─── Information given

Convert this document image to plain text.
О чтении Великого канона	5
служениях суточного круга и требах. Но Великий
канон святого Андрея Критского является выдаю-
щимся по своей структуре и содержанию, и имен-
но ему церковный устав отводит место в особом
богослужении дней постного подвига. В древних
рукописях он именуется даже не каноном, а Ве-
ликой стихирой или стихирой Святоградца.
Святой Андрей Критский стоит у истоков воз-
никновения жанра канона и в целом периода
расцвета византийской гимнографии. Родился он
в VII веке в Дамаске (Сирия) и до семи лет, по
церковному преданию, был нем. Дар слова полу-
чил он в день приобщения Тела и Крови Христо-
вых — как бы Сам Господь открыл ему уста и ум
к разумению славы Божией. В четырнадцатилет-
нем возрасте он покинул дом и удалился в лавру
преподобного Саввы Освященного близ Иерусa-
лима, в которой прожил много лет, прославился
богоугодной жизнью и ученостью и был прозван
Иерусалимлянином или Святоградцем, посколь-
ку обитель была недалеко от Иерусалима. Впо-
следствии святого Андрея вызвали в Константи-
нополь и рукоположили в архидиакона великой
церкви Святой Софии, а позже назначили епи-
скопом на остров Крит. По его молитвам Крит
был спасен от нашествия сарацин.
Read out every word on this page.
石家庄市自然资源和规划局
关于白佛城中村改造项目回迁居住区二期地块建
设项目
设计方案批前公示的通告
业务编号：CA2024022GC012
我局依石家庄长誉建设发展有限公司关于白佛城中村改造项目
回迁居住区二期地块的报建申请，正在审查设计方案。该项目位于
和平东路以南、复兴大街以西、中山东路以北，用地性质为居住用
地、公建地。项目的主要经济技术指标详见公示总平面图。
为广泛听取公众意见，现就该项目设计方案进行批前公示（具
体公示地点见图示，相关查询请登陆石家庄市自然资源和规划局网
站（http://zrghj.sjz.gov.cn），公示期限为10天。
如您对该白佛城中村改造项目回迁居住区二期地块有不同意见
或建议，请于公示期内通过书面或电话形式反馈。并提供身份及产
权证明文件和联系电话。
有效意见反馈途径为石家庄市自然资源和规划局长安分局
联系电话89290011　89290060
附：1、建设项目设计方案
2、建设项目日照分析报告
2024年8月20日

──────

◆ Directions for this task
Set down, exactly and in full, the lines from the one containing "Read out every word on this page." through the end of the entries; no other line belongs.

◆ Written response
Read out every word on this page.
石家庄市自然资源和规划局
关于白佛城中村改造项目回迁居住区二期地块建
设项目
设计方案批前公示的通告
业务编号：CA2024022GC012
我局依石家庄长誉建设发展有限公司关于白佛城中村改造项目
回迁居住区二期地块的报建申请，正在审查设计方案。该项目位于
和平东路以南、复兴大街以西、中山东路以北，用地性质为居住用
地、公建地。项目的主要经济技术指标详见公示总平面图。
为广泛听取公众意见，现就该项目设计方案进行批前公示（具
体公示地点见图示，相关查询请登陆石家庄市自然资源和规划局网
站（http://zrghj.sjz.gov.cn），公示期限为10天。
如您对该白佛城中村改造项目回迁居住区二期地块有不同意见
或建议，请于公示期内通过书面或电话形式反馈。并提供身份及产
权证明文件和联系电话。
有效意见反馈途径为石家庄市自然资源和规划局长安分局
联系电话89290011　89290060
附：1、建设项目设计方案
2、建设项目日照分析报告
2024年8月20日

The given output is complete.